Report all lines from the entries below in which "Vertical" appears.

DATA FOR THE TASK:
------------------------------------------------------------------------

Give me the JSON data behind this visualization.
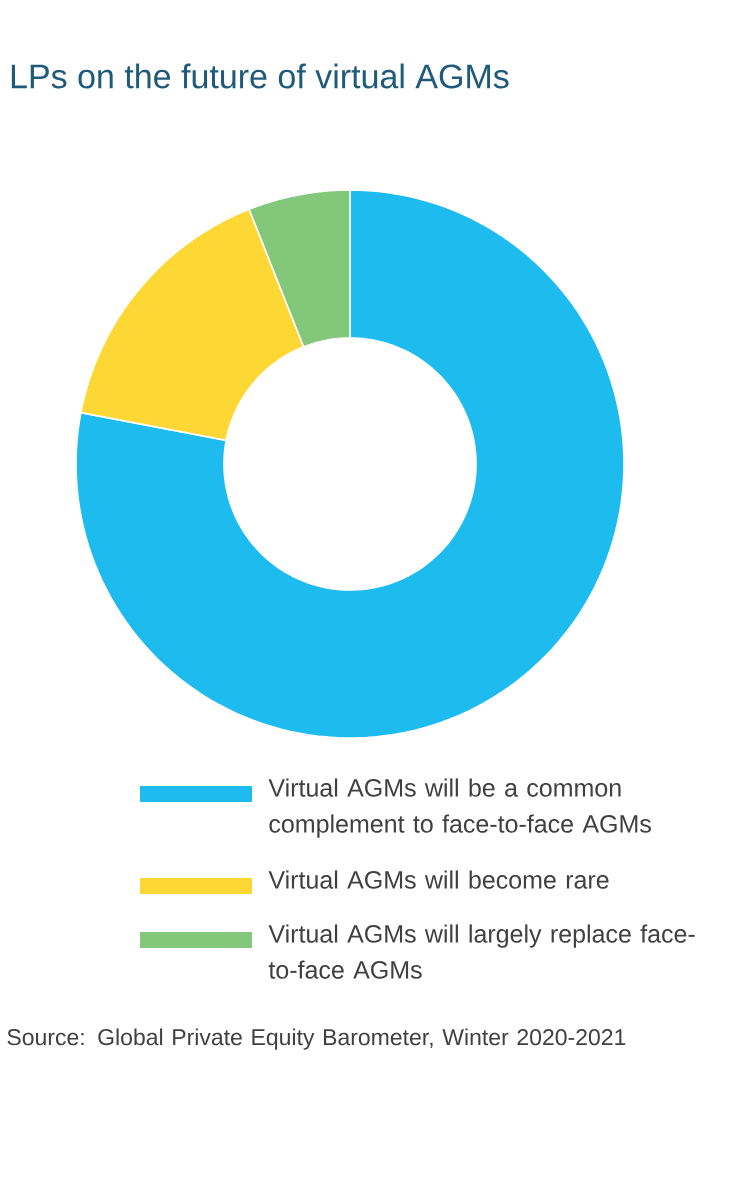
{
  "chart_data": {
    "type": "donut",
    "title": "LPs on the future of virtual AGMs",
    "categories": [
      "Virtual AGMs will be a common complement to face-to-face AGMs",
      "Virtual AGMs will become rare",
      "Virtual AGMs will largely replace face-to-face AGMs"
    ],
    "values": [
      78,
      16,
      6
    ],
    "colors": [
      "#1ebcee",
      "#fdd835",
      "#82c77a"
    ],
    "legend": "bottom",
    "annotations": [
      "Source: Global Private Equity Barometer, Winter 2020-2021"
    ]
  }
}
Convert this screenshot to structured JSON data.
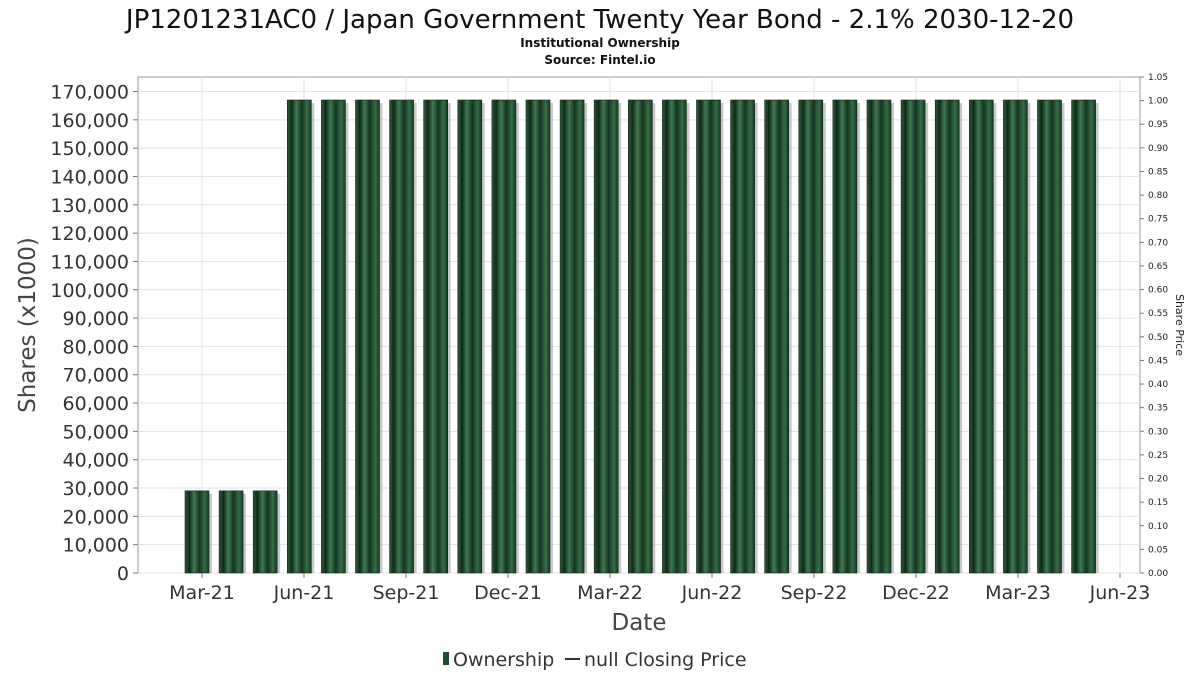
{
  "chart_data": {
    "type": "bar",
    "title": "JP1201231AC0 / Japan Government Twenty Year Bond - 2.1% 2030-12-20",
    "subtitle": "Institutional Ownership",
    "source": "Source: Fintel.io",
    "xlabel": "Date",
    "ylabel": "Shares (x1000)",
    "y2label": "Share Price",
    "ylim": [
      0,
      170000
    ],
    "y_ticks": [
      "0",
      "10,000",
      "20,000",
      "30,000",
      "40,000",
      "50,000",
      "60,000",
      "70,000",
      "80,000",
      "90,000",
      "100,000",
      "110,000",
      "120,000",
      "130,000",
      "140,000",
      "150,000",
      "160,000",
      "170,000"
    ],
    "y2lim": [
      0,
      1.05
    ],
    "y2_ticks": [
      "0.00",
      "0.05",
      "0.10",
      "0.15",
      "0.20",
      "0.25",
      "0.30",
      "0.35",
      "0.40",
      "0.45",
      "0.50",
      "0.55",
      "0.60",
      "0.65",
      "0.70",
      "0.75",
      "0.80",
      "0.85",
      "0.90",
      "0.95",
      "1.00",
      "1.05"
    ],
    "x_ticks": [
      "Mar-21",
      "Jun-21",
      "Sep-21",
      "Dec-21",
      "Mar-22",
      "Jun-22",
      "Sep-22",
      "Dec-22",
      "Mar-23",
      "Jun-23"
    ],
    "grid": true,
    "legend_position": "bottom",
    "series": [
      {
        "name": "Ownership",
        "color": "#1e4a2c",
        "values": [
          29000,
          29000,
          29000,
          167000,
          167000,
          167000,
          167000,
          167000,
          167000,
          167000,
          167000,
          167000,
          167000,
          167000,
          167000,
          167000,
          167000,
          167000,
          167000,
          167000,
          167000,
          167000,
          167000,
          167000,
          167000,
          167000,
          167000
        ]
      }
    ],
    "legend": [
      {
        "label": "Ownership",
        "marker": "bar",
        "color": "#1e4a2c"
      },
      {
        "label": "null Closing Price",
        "marker": "line",
        "color": "#333333"
      }
    ]
  }
}
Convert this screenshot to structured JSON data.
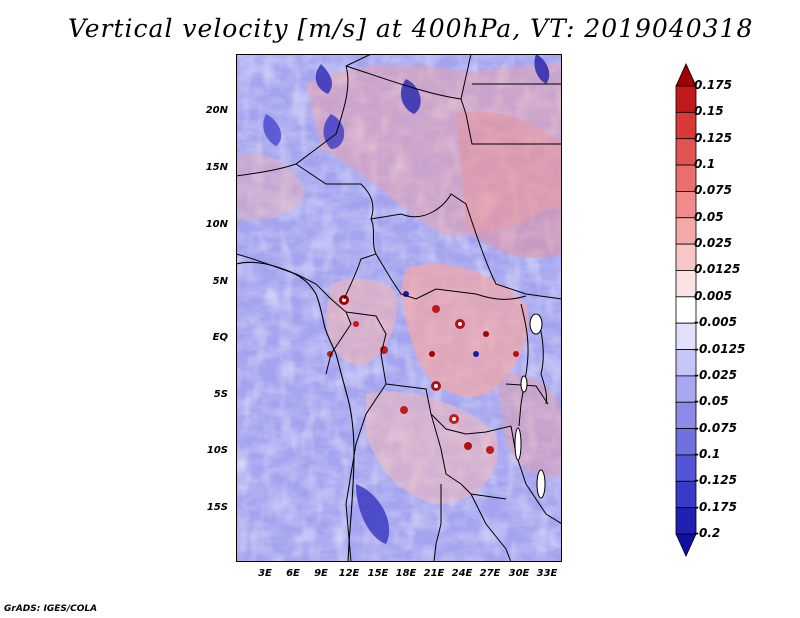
{
  "map": {
    "title": "Vertical velocity [m/s] at 400hPa, VT: 2019040318",
    "variable": "Vertical velocity",
    "units": "m/s",
    "level": "400hPa",
    "valid_time": "2019040318",
    "region": "Central Africa",
    "lat_labels": [
      "20N",
      "15N",
      "10N",
      "5N",
      "EQ",
      "5S",
      "10S",
      "15S"
    ],
    "lon_labels": [
      "3E",
      "6E",
      "9E",
      "12E",
      "15E",
      "18E",
      "21E",
      "24E",
      "27E",
      "30E",
      "33E"
    ],
    "credit": "GrADS: IGES/COLA"
  },
  "colorbar": {
    "levels": [
      "0.175",
      "0.15",
      "0.125",
      "0.1",
      "0.075",
      "0.05",
      "0.025",
      "0.0125",
      "0.005",
      "-0.005",
      "-0.0125",
      "-0.025",
      "-0.05",
      "-0.075",
      "-0.1",
      "-0.125",
      "-0.175",
      "-0.2"
    ],
    "colors": [
      "#a00000",
      "#c21a1a",
      "#d83a3a",
      "#e25454",
      "#ea7070",
      "#f08c8c",
      "#f4a8a8",
      "#f8c6c6",
      "#fbe2e2",
      "#ffffff",
      "#e0e0fa",
      "#c6c6f6",
      "#a8a8f0",
      "#8c8ce8",
      "#7070e0",
      "#5454d6",
      "#3a3ac8",
      "#2020b0",
      "#1010a0"
    ]
  },
  "palette": {
    "background_field": "#9b9bee",
    "boundaries": "#000000"
  }
}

------------------------------------------------------------------------

THE ANSWER:
    "title": "Vertical velocity [m/s] at 400hPa, VT: 2019040318",
    "variable": "Vertical velocity",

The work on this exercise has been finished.